• What to produce
Extract each line bearing the word "icon".

[Data excerpts]
┏━━

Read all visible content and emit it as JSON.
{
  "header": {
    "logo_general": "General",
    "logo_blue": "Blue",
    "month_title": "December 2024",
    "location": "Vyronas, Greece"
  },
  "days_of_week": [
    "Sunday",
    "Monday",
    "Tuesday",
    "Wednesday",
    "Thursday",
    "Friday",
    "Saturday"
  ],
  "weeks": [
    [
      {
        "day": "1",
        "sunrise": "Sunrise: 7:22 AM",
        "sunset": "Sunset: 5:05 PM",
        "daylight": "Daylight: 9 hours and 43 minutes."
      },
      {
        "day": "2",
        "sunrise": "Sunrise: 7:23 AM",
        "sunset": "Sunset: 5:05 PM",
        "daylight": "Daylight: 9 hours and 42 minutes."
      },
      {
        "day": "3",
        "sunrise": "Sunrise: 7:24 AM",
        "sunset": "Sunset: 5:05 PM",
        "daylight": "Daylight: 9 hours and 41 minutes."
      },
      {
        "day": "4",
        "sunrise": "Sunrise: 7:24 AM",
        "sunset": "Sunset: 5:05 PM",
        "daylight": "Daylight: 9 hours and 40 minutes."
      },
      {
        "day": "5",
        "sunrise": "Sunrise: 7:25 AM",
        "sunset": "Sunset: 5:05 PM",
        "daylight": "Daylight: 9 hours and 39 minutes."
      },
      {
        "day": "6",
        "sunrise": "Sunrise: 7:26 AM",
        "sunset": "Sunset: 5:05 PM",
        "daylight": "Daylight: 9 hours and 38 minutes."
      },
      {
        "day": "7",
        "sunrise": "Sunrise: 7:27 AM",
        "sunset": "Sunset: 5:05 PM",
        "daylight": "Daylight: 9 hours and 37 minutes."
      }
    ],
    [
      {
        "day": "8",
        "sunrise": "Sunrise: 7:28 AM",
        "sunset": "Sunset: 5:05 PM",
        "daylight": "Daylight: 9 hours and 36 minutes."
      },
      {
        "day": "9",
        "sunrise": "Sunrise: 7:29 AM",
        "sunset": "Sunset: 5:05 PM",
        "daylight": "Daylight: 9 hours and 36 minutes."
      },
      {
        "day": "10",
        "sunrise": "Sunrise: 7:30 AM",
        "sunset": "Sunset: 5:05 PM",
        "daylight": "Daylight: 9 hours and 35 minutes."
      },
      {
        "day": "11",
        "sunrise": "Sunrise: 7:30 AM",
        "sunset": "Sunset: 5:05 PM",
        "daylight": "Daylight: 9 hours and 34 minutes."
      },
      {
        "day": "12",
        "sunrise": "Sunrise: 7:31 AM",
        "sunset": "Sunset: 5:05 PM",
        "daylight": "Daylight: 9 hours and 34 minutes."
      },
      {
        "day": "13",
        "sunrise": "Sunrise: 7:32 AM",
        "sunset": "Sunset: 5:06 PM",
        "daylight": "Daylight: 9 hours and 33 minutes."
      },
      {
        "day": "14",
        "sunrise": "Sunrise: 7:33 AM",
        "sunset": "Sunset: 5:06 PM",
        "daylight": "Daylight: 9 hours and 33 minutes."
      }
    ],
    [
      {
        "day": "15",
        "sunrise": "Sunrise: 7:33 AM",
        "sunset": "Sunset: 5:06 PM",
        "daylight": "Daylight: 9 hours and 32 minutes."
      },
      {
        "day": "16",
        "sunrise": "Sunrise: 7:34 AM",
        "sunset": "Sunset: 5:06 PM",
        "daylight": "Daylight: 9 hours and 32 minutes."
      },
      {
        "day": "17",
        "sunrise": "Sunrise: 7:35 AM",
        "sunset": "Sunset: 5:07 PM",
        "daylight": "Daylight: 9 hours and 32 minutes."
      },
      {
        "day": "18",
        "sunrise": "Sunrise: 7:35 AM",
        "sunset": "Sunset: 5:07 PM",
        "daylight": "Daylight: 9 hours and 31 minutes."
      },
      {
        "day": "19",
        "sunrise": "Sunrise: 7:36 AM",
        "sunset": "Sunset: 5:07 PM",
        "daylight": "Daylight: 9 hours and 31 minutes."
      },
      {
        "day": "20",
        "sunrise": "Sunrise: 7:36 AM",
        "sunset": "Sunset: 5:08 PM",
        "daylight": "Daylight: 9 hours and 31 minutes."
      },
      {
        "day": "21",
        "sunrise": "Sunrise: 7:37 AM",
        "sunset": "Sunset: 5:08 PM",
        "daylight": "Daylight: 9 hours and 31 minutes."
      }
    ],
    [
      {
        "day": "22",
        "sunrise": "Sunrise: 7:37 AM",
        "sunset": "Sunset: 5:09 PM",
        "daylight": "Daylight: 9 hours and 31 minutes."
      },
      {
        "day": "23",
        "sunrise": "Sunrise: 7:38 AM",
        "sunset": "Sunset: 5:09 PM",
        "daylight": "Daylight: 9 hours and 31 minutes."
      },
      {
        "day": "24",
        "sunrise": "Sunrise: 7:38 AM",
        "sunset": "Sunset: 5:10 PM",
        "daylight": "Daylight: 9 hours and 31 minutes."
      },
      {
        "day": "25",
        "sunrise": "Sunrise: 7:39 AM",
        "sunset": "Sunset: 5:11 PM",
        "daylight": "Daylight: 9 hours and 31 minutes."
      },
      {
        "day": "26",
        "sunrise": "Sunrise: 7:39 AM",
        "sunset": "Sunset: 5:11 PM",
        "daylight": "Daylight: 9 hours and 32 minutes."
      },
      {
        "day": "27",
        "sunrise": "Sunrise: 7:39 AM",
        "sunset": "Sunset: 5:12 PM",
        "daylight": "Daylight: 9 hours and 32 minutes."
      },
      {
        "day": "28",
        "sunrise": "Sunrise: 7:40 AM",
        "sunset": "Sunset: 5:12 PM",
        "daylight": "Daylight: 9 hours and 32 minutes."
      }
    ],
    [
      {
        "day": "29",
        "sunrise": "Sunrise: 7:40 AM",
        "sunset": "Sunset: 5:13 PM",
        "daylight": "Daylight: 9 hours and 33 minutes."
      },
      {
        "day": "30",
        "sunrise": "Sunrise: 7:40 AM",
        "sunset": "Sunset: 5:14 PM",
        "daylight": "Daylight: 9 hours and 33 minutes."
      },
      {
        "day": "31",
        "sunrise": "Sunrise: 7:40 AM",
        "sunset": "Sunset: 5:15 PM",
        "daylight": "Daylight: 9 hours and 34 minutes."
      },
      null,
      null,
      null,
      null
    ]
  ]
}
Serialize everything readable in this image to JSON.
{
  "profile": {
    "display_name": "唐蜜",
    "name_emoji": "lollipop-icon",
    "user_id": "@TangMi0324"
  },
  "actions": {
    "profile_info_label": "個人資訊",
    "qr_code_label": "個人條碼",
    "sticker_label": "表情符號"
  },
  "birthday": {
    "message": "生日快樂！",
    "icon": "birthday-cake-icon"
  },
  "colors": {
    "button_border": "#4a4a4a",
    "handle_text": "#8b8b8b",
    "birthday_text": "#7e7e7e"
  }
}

┗━━

• Solution
    "name_emoji": "lollipop-icon",
    "icon": "birthday-cake-icon"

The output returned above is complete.